- _What is required_
Scan the lines below for "marker"; report the number of lines that contain it, and only that.

- _Stored items_

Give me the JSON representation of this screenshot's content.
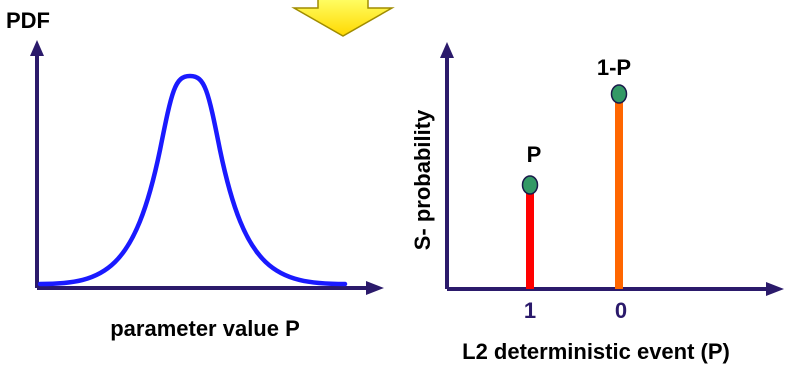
{
  "left_panel": {
    "y_label": "PDF",
    "x_label": "parameter value P"
  },
  "right_panel": {
    "y_label": "S- probability",
    "x_label": "L2 deterministic event (P)",
    "ticks": [
      "1",
      "0"
    ],
    "bars": [
      {
        "tick": "1",
        "label": "P",
        "color": "#ff0000"
      },
      {
        "tick": "0",
        "label": "1-P",
        "color": "#ff6600"
      }
    ]
  },
  "colors": {
    "axis": "#2b1a6b",
    "curve": "#1a1aff",
    "marker": "#339966",
    "tick_text": "#2b1a6b",
    "down_arrow_fill": "#ffff33",
    "down_arrow_stroke": "#a08c00"
  }
}
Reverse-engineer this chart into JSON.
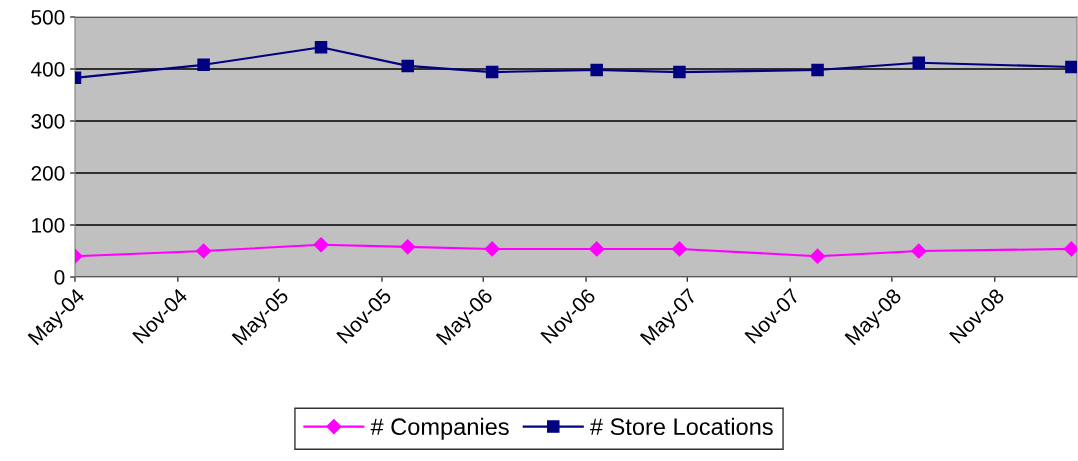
{
  "chart_data": {
    "type": "line",
    "x": [
      "2004-05-01",
      "2004-12-17",
      "2005-07-15",
      "2005-12-17",
      "2006-05-17",
      "2006-11-20",
      "2007-04-17",
      "2007-12-20",
      "2008-06-18",
      "2009-03-18"
    ],
    "series": [
      {
        "name": "# Companies",
        "color": "#ff00ff",
        "marker": "diamond",
        "values": [
          40,
          50,
          62,
          58,
          54,
          54,
          54,
          40,
          50,
          54
        ]
      },
      {
        "name": "# Store Locations",
        "color": "#000080",
        "marker": "square",
        "values": [
          383,
          408,
          442,
          406,
          394,
          398,
          394,
          398,
          412,
          404
        ]
      }
    ],
    "xlim": [
      "2004-05-01",
      "2009-03-28"
    ],
    "xticks": [
      {
        "value": "2004-05-01",
        "label": "May-04"
      },
      {
        "value": "2004-11-01",
        "label": "Nov-04"
      },
      {
        "value": "2005-05-01",
        "label": "May-05"
      },
      {
        "value": "2005-11-01",
        "label": "Nov-05"
      },
      {
        "value": "2006-05-01",
        "label": "May-06"
      },
      {
        "value": "2006-11-01",
        "label": "Nov-06"
      },
      {
        "value": "2007-05-01",
        "label": "May-07"
      },
      {
        "value": "2007-11-01",
        "label": "Nov-07"
      },
      {
        "value": "2008-05-01",
        "label": "May-08"
      },
      {
        "value": "2008-11-01",
        "label": "Nov-08"
      }
    ],
    "ylim": [
      0,
      500
    ],
    "yticks": [
      0,
      100,
      200,
      300,
      400,
      500
    ],
    "grid": "y",
    "legend": "bottom",
    "line_style": "solid"
  }
}
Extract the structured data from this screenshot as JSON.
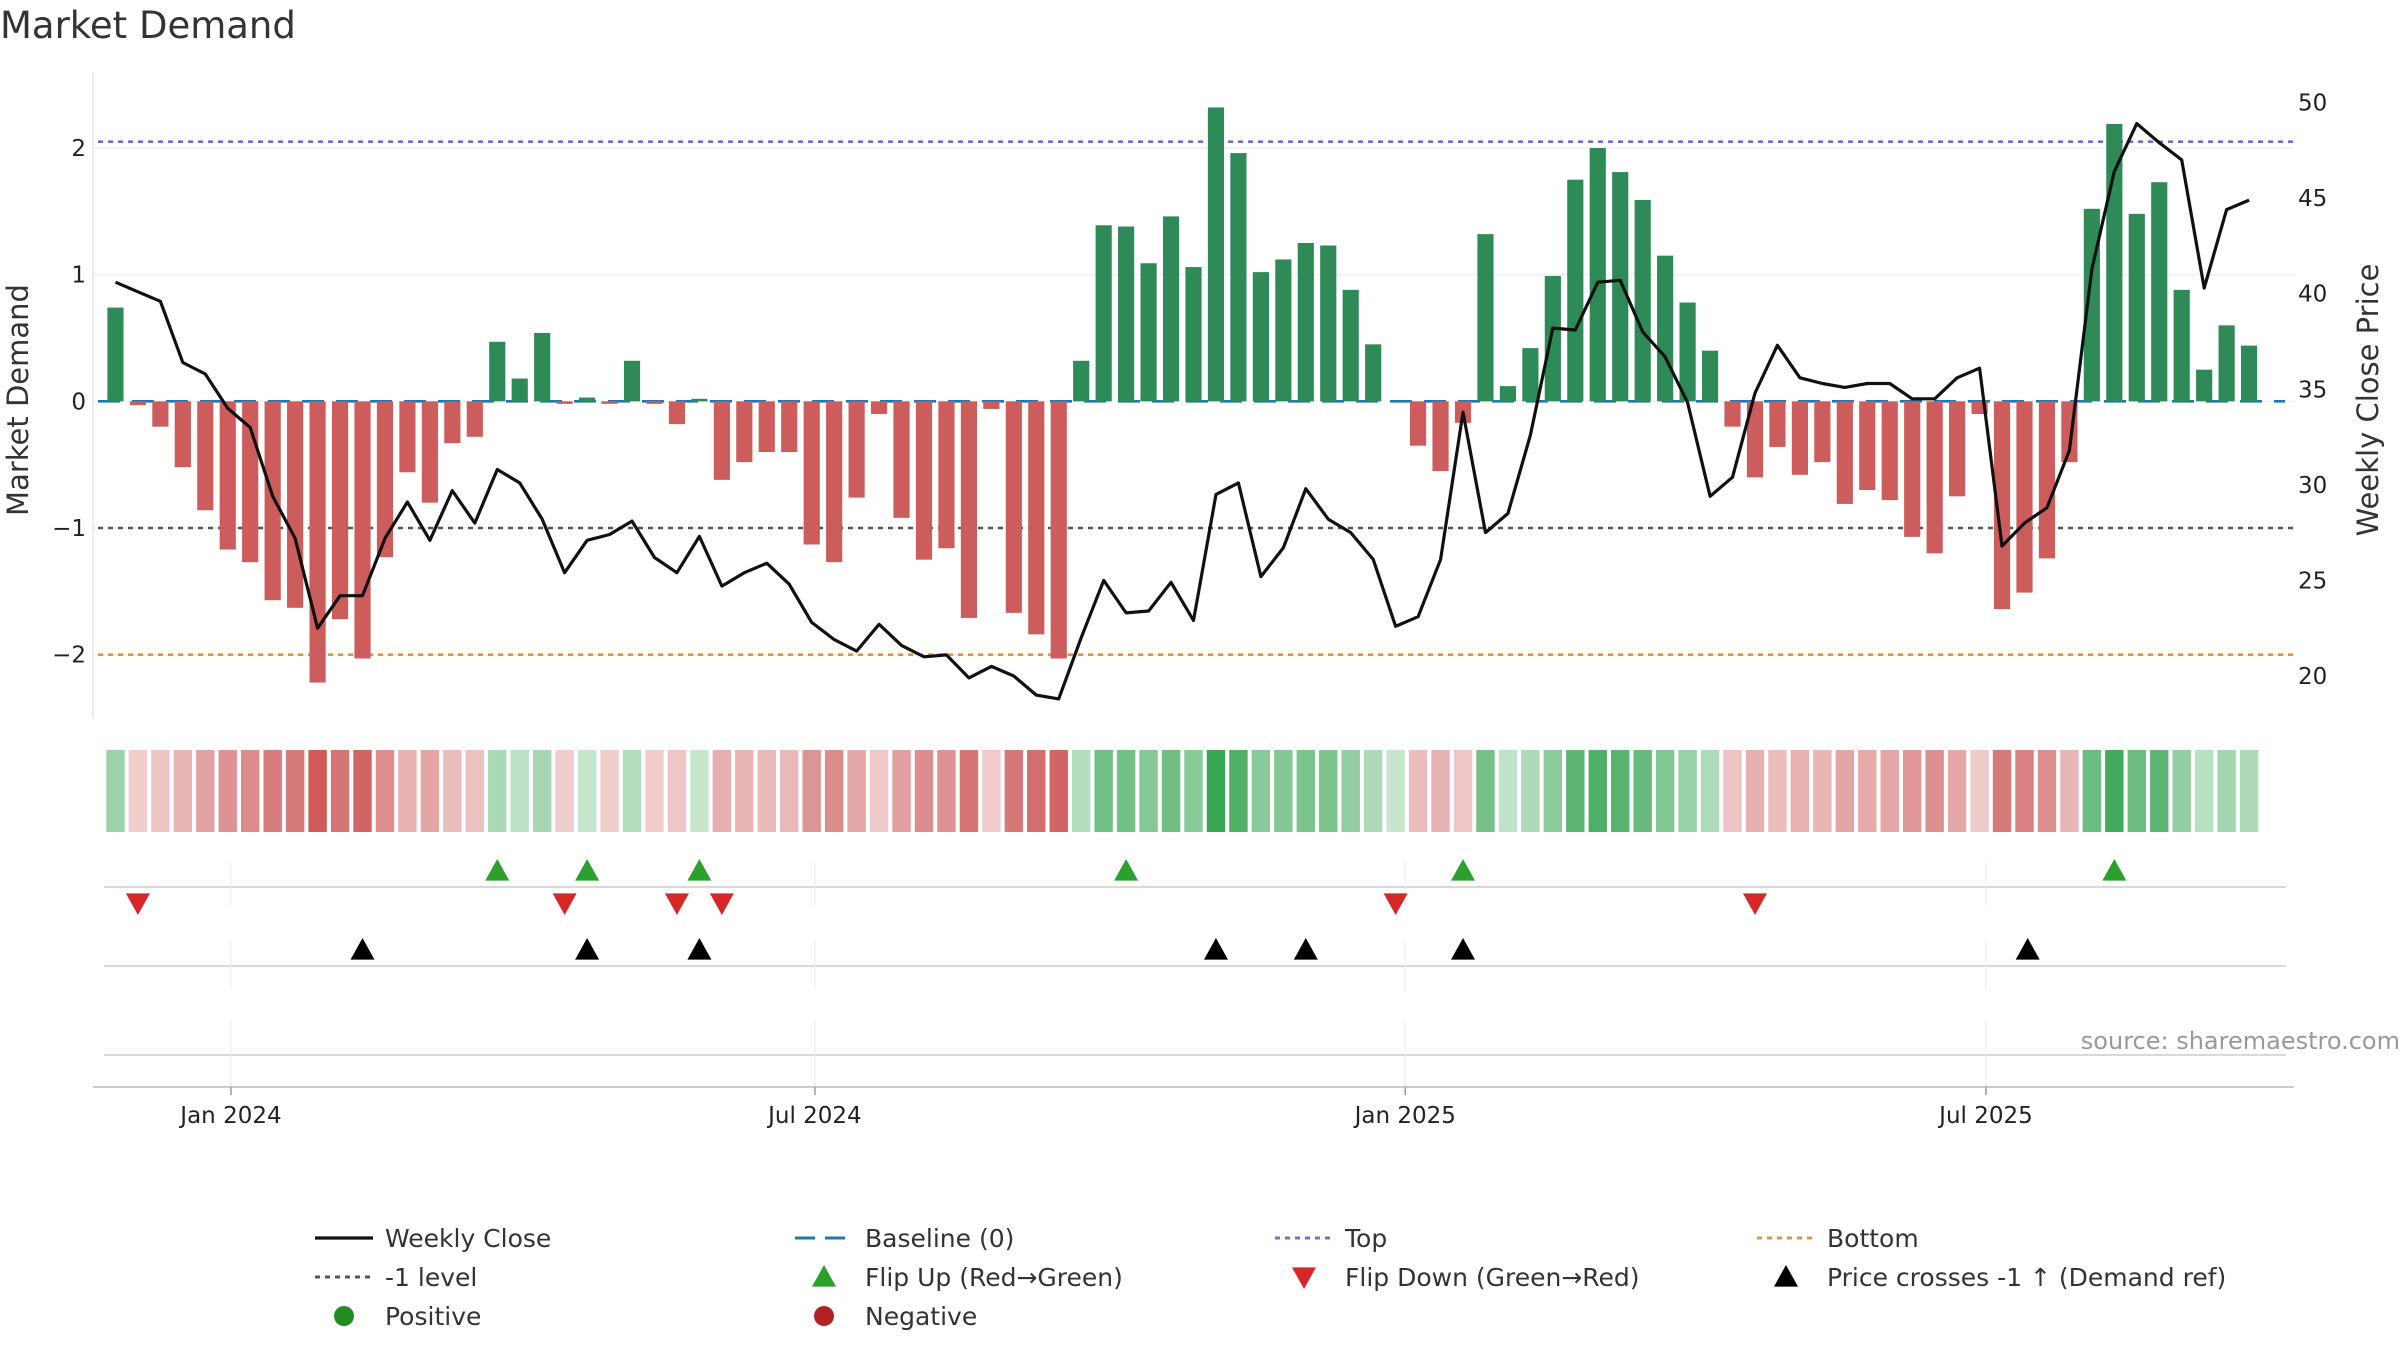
{
  "chart_data": {
    "type": "bar+line",
    "title": "Market Demand",
    "left_axis": {
      "label": "Market Demand",
      "range": [
        -2.5,
        2.6
      ],
      "ticks": [
        -2,
        -1,
        0,
        1,
        2
      ],
      "tick_labels": [
        "−2",
        "−1",
        "0",
        "1",
        "2"
      ]
    },
    "right_axis": {
      "label": "Weekly Close Price",
      "range": [
        17.8,
        51.6
      ],
      "ticks": [
        20,
        25,
        30,
        35,
        40,
        45,
        50
      ],
      "tick_labels": [
        "20",
        "25",
        "30",
        "35",
        "40",
        "45",
        "50"
      ]
    },
    "x_axis": {
      "start": "2023-11-19",
      "end": "2025-10-05",
      "ticks": [
        {
          "date": "2024-01-01",
          "label": "Jan 2024"
        },
        {
          "date": "2024-07-01",
          "label": "Jul 2024"
        },
        {
          "date": "2025-01-01",
          "label": "Jan 2025"
        },
        {
          "date": "2025-07-01",
          "label": "Jul 2025"
        }
      ]
    },
    "reference_lines": [
      {
        "name": "Top",
        "value": 2.05,
        "color": "#6f6fd0",
        "dash": "dot"
      },
      {
        "name": "Bottom",
        "value": -2.0,
        "color": "#e69138",
        "dash": "dot"
      },
      {
        "name": "-1 level",
        "value": -1.0,
        "color": "#555555",
        "dash": "dot"
      },
      {
        "name": "Baseline (0)",
        "value": 0,
        "color": "#1f77b4",
        "dash": "dash"
      }
    ],
    "series": [
      {
        "name": "Market Demand",
        "kind": "bar",
        "start": "2023-11-26",
        "interval_days": 7,
        "values": [
          0.74,
          -0.03,
          -0.2,
          -0.52,
          -0.86,
          -1.17,
          -1.27,
          -1.57,
          -1.63,
          -2.22,
          -1.72,
          -2.03,
          -1.23,
          -0.56,
          -0.8,
          -0.33,
          -0.28,
          0.47,
          0.18,
          0.54,
          -0.02,
          0.03,
          -0.02,
          0.32,
          -0.02,
          -0.18,
          0.02,
          -0.62,
          -0.48,
          -0.4,
          -0.4,
          -1.13,
          -1.27,
          -0.76,
          -0.1,
          -0.92,
          -1.25,
          -1.16,
          -1.71,
          -0.06,
          -1.67,
          -1.84,
          -2.03,
          0.32,
          1.39,
          1.38,
          1.09,
          1.46,
          1.06,
          2.32,
          1.96,
          1.02,
          1.12,
          1.25,
          1.23,
          0.88,
          0.45,
          0,
          -0.35,
          -0.55,
          -0.17,
          1.32,
          0.12,
          0.42,
          0.99,
          1.75,
          2.0,
          1.81,
          1.59,
          1.15,
          0.78,
          0.4,
          -0.2,
          -0.6,
          -0.36,
          -0.58,
          -0.48,
          -0.81,
          -0.7,
          -0.78,
          -1.07,
          -1.2,
          -0.75,
          -0.1,
          -1.64,
          -1.51,
          -1.24,
          -0.48,
          1.52,
          2.19,
          1.48,
          1.73,
          0.88,
          0.25,
          0.6,
          0.44
        ]
      },
      {
        "name": "Weekly Close",
        "kind": "line",
        "start": "2023-11-26",
        "interval_days": 7,
        "values": [
          40.6,
          40.1,
          39.6,
          36.4,
          35.8,
          34.0,
          33.0,
          29.4,
          27.2,
          22.5,
          24.2,
          24.2,
          27.2,
          29.1,
          27.1,
          29.7,
          28.0,
          30.8,
          30.1,
          28.2,
          25.4,
          27.1,
          27.4,
          28.1,
          26.2,
          25.4,
          27.3,
          24.7,
          25.4,
          25.9,
          24.8,
          22.8,
          21.9,
          21.3,
          22.7,
          21.6,
          21.0,
          21.1,
          19.9,
          20.5,
          20.0,
          19.0,
          18.8,
          22.0,
          25.0,
          23.3,
          23.4,
          24.9,
          22.9,
          29.5,
          30.1,
          25.2,
          26.7,
          29.8,
          28.2,
          27.5,
          26.1,
          22.6,
          23.1,
          26.1,
          33.8,
          27.5,
          28.5,
          32.6,
          38.2,
          38.1,
          40.6,
          40.7,
          38.0,
          36.7,
          34.3,
          29.4,
          30.4,
          34.8,
          37.3,
          35.6,
          35.3,
          35.1,
          35.3,
          35.3,
          34.5,
          34.5,
          35.6,
          36.1,
          26.8,
          28.0,
          28.8,
          31.8,
          41.3,
          46.4,
          48.9,
          47.9,
          47.0,
          40.3,
          44.4,
          44.9
        ]
      }
    ],
    "heat_strip": {
      "description": "Per-week demand color band (green positive, red negative, intensity = magnitude)"
    },
    "signal_rows": [
      {
        "name": "Flip Up (Red→Green)",
        "marker": "triangle-up",
        "color": "#2ca02c",
        "dates": [
          "2024-03-24",
          "2024-04-21",
          "2024-05-26",
          "2024-10-06",
          "2025-01-19",
          "2025-08-10"
        ]
      },
      {
        "name": "Flip Down (Green→Red)",
        "marker": "triangle-down",
        "color": "#d62728",
        "dates": [
          "2023-12-03",
          "2024-04-14",
          "2024-05-19",
          "2024-06-02",
          "2024-12-29",
          "2025-04-20"
        ]
      },
      {
        "name": "Price crosses -1 ↑ (Demand ref)",
        "marker": "triangle-up",
        "color": "#000000",
        "dates": [
          "2024-02-11",
          "2024-04-21",
          "2024-05-26",
          "2024-11-03",
          "2024-12-01",
          "2025-01-19",
          "2025-07-14"
        ]
      }
    ],
    "annotation": "source: sharemaestro.com",
    "legend": {
      "placement": "bottom",
      "items": [
        {
          "label": "Weekly Close",
          "symbol": "line",
          "color": "#111111"
        },
        {
          "label": "Baseline (0)",
          "symbol": "dash",
          "color": "#1f77b4"
        },
        {
          "label": "Top",
          "symbol": "dot",
          "color": "#6f6fd0"
        },
        {
          "label": "Bottom",
          "symbol": "dot",
          "color": "#e69138"
        },
        {
          "label": "-1 level",
          "symbol": "dot",
          "color": "#555555"
        },
        {
          "label": "Flip Up (Red→Green)",
          "symbol": "triangle-up",
          "color": "#2ca02c"
        },
        {
          "label": "Flip Down (Green→Red)",
          "symbol": "triangle-down",
          "color": "#d62728"
        },
        {
          "label": "Price crosses -1 ↑ (Demand ref)",
          "symbol": "triangle-up",
          "color": "#000000"
        },
        {
          "label": "Positive",
          "symbol": "circle",
          "color": "#228b22"
        },
        {
          "label": "Negative",
          "symbol": "circle",
          "color": "#b22222"
        }
      ]
    },
    "colors": {
      "positive_bar": "#2e8b57",
      "negative_bar": "#cd5c5c",
      "line": "#111111"
    }
  }
}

- _Output for this exercise_
6